Repeat each record below exactly, dropping the pictures.

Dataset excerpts
▬▬▬▬▬▬
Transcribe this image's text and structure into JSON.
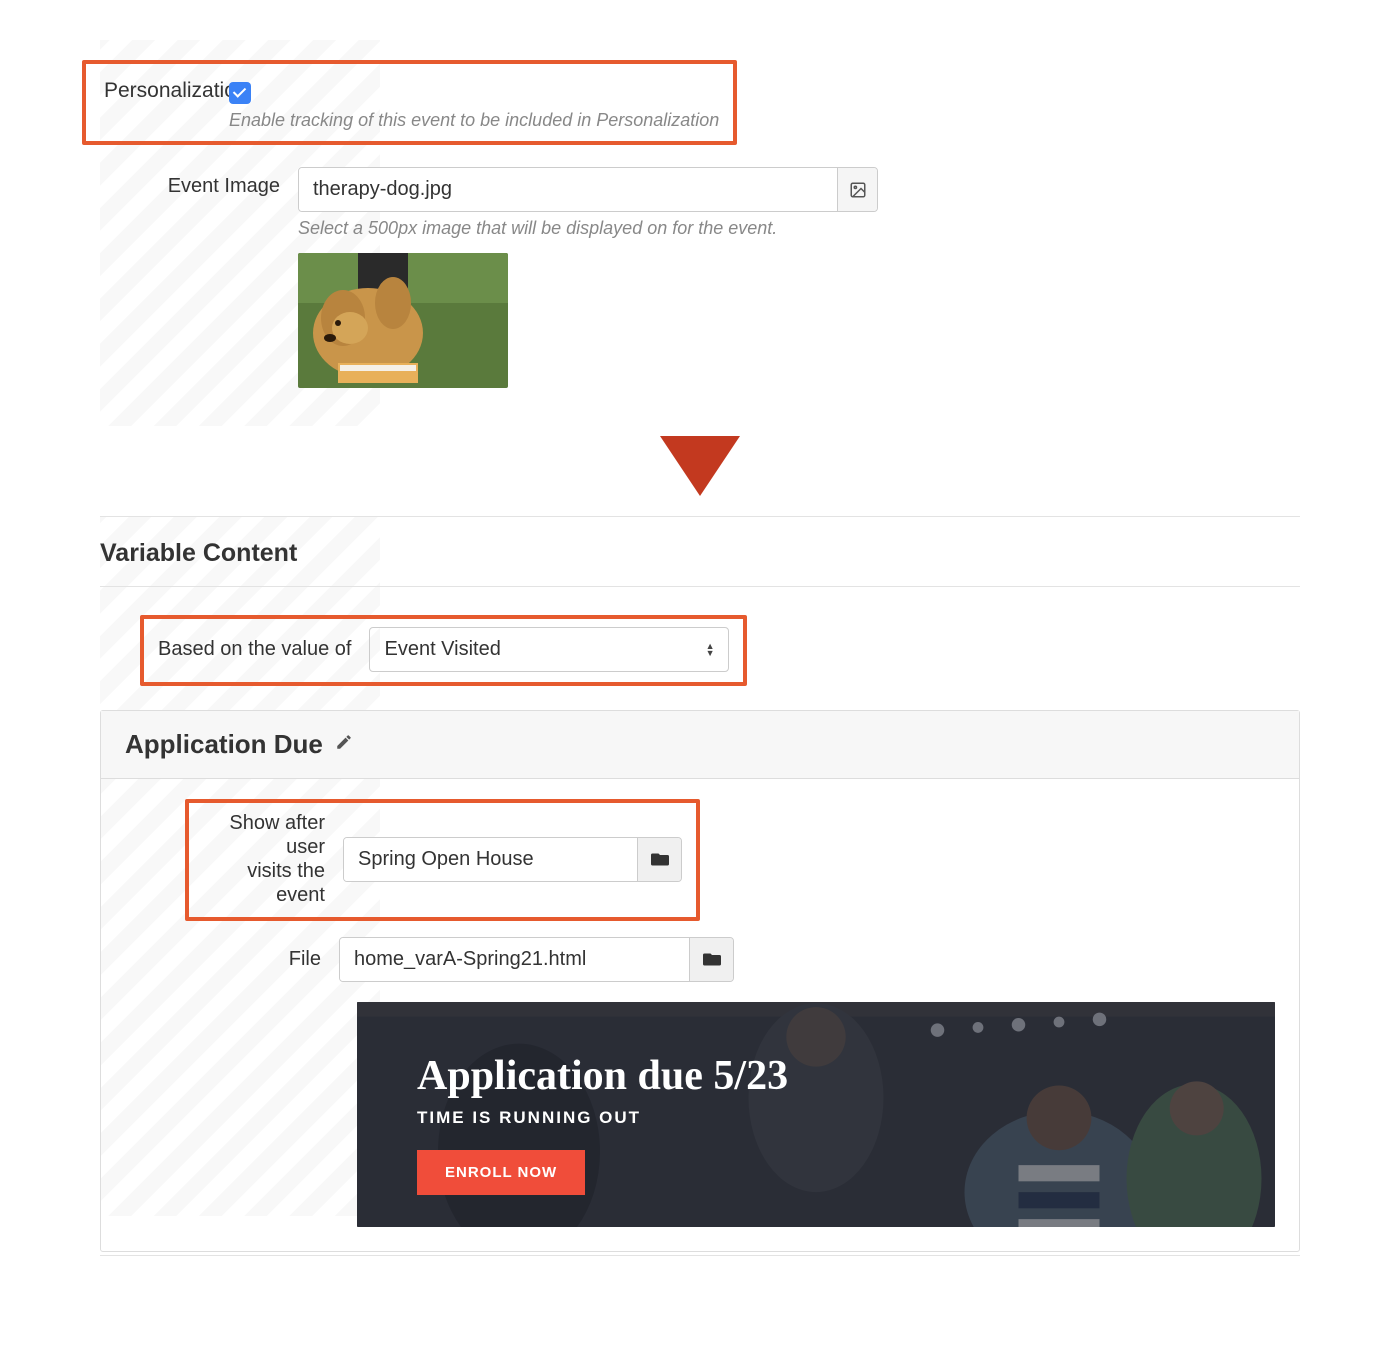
{
  "upper": {
    "personalization_label": "Personalization",
    "personalization_help": "Enable tracking of this event to be included in Personalization",
    "event_image_label": "Event Image",
    "event_image_value": "therapy-dog.jpg",
    "event_image_help": "Select a 500px image that will be displayed on for the event."
  },
  "section": {
    "title": "Variable Content",
    "based_label": "Based on the value of",
    "based_value": "Event Visited"
  },
  "panel": {
    "title": "Application Due",
    "show_after_label_l1": "Show after user",
    "show_after_label_l2": "visits the event",
    "show_after_value": "Spring Open House",
    "file_label": "File",
    "file_value": "home_varA-Spring21.html"
  },
  "banner": {
    "title": "Application due 5/23",
    "subtitle": "TIME IS RUNNING OUT",
    "button": "ENROLL NOW"
  }
}
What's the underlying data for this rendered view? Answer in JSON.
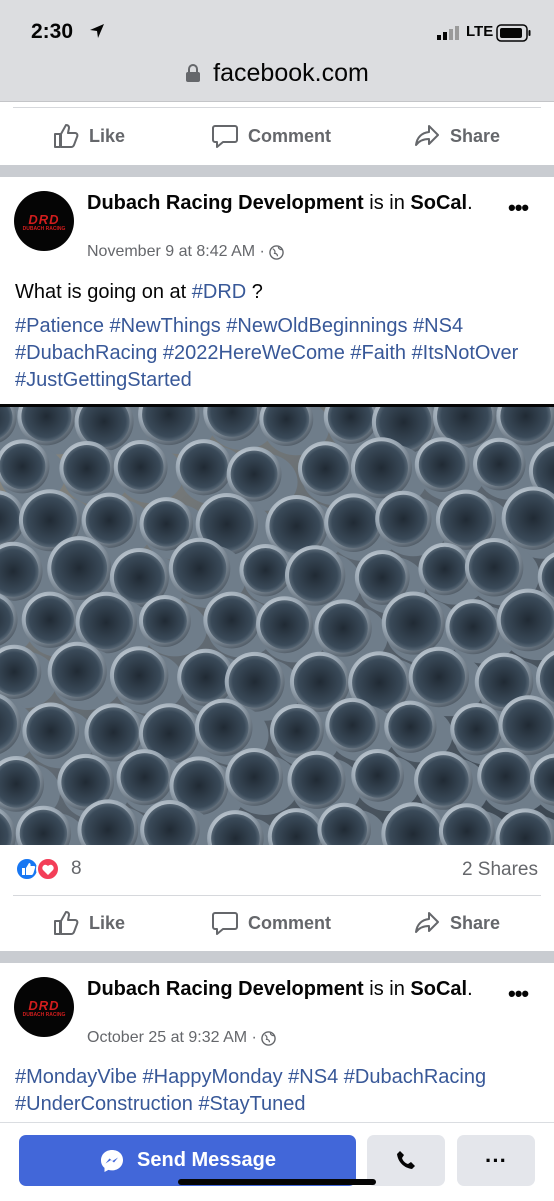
{
  "status_bar": {
    "time": "2:30",
    "network": "LTE"
  },
  "browser": {
    "url": "facebook.com"
  },
  "actions": {
    "like": "Like",
    "comment": "Comment",
    "share": "Share"
  },
  "post1": {
    "author": "Dubach Racing Development",
    "is_in": "is in",
    "location": "SoCal",
    "period": ".",
    "timestamp": "November 9 at 8:42 AM ·",
    "text_before": "What is going on at ",
    "text_hashtag": "#DRD",
    "text_after": " ?",
    "hashtags": [
      "#Patience",
      "#NewThings",
      "#NewOldBeginnings",
      "#NS4",
      "#DubachRacing",
      "#2022HereWeCome",
      "#Faith",
      "#ItsNotOver",
      "#JustGettingStarted"
    ],
    "reactions_count": "8",
    "shares": "2 Shares"
  },
  "post2": {
    "author": "Dubach Racing Development",
    "is_in": "is in",
    "location": "SoCal",
    "period": ".",
    "timestamp": "October 25 at 9:32 AM ·",
    "hashtags": [
      "#MondayVibe",
      "#HappyMonday",
      "#NS4",
      "#DubachRacing",
      "#UnderConstruction",
      "#StayTuned"
    ]
  },
  "avatar_logo": {
    "main": "DRD",
    "sub": "DUBACH RACING"
  },
  "bottom_bar": {
    "send_message": "Send Message",
    "more": "···"
  },
  "colors": {
    "brand_blue": "#4267d9",
    "hashtag": "#385898",
    "secondary_text": "#65676b",
    "like_blue": "#1877f2",
    "love_red": "#f33e58"
  },
  "icons": [
    "location-arrow-icon",
    "signal-icon",
    "battery-icon",
    "lock-icon",
    "like-icon",
    "comment-icon",
    "share-icon",
    "globe-icon",
    "more-icon",
    "messenger-icon",
    "phone-icon"
  ]
}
▬▬▬▬▬▬
> **Exercise answer**:
Transcribe this image's text and structure into JSON.
{
  "upper": {
    "personalization_label": "Personalization",
    "personalization_help": "Enable tracking of this event to be included in Personalization",
    "event_image_label": "Event Image",
    "event_image_value": "therapy-dog.jpg",
    "event_image_help": "Select a 500px image that will be displayed on for the event."
  },
  "section": {
    "title": "Variable Content",
    "based_label": "Based on the value of",
    "based_value": "Event Visited"
  },
  "panel": {
    "title": "Application Due",
    "show_after_label_l1": "Show after user",
    "show_after_label_l2": "visits the event",
    "show_after_value": "Spring Open House",
    "file_label": "File",
    "file_value": "home_varA-Spring21.html"
  },
  "banner": {
    "title": "Application due 5/23",
    "subtitle": "TIME IS RUNNING OUT",
    "button": "ENROLL NOW"
  }
}
What's the underlying data for this rendered view? Answer in JSON.
{
  "status_bar": {
    "time": "2:30",
    "network": "LTE"
  },
  "browser": {
    "url": "facebook.com"
  },
  "actions": {
    "like": "Like",
    "comment": "Comment",
    "share": "Share"
  },
  "post1": {
    "author": "Dubach Racing Development",
    "is_in": "is in",
    "location": "SoCal",
    "period": ".",
    "timestamp": "November 9 at 8:42 AM ·",
    "text_before": "What is going on at ",
    "text_hashtag": "#DRD",
    "text_after": " ?",
    "hashtags": [
      "#Patience",
      "#NewThings",
      "#NewOldBeginnings",
      "#NS4",
      "#DubachRacing",
      "#2022HereWeCome",
      "#Faith",
      "#ItsNotOver",
      "#JustGettingStarted"
    ],
    "reactions_count": "8",
    "shares": "2 Shares"
  },
  "post2": {
    "author": "Dubach Racing Development",
    "is_in": "is in",
    "location": "SoCal",
    "period": ".",
    "timestamp": "October 25 at 9:32 AM ·",
    "hashtags": [
      "#MondayVibe",
      "#HappyMonday",
      "#NS4",
      "#DubachRacing",
      "#UnderConstruction",
      "#StayTuned"
    ]
  },
  "avatar_logo": {
    "main": "DRD",
    "sub": "DUBACH RACING"
  },
  "bottom_bar": {
    "send_message": "Send Message",
    "more": "···"
  },
  "colors": {
    "brand_blue": "#4267d9",
    "hashtag": "#385898",
    "secondary_text": "#65676b",
    "like_blue": "#1877f2",
    "love_red": "#f33e58"
  },
  "icons": [
    "location-arrow-icon",
    "signal-icon",
    "battery-icon",
    "lock-icon",
    "like-icon",
    "comment-icon",
    "share-icon",
    "globe-icon",
    "more-icon",
    "messenger-icon",
    "phone-icon"
  ]
}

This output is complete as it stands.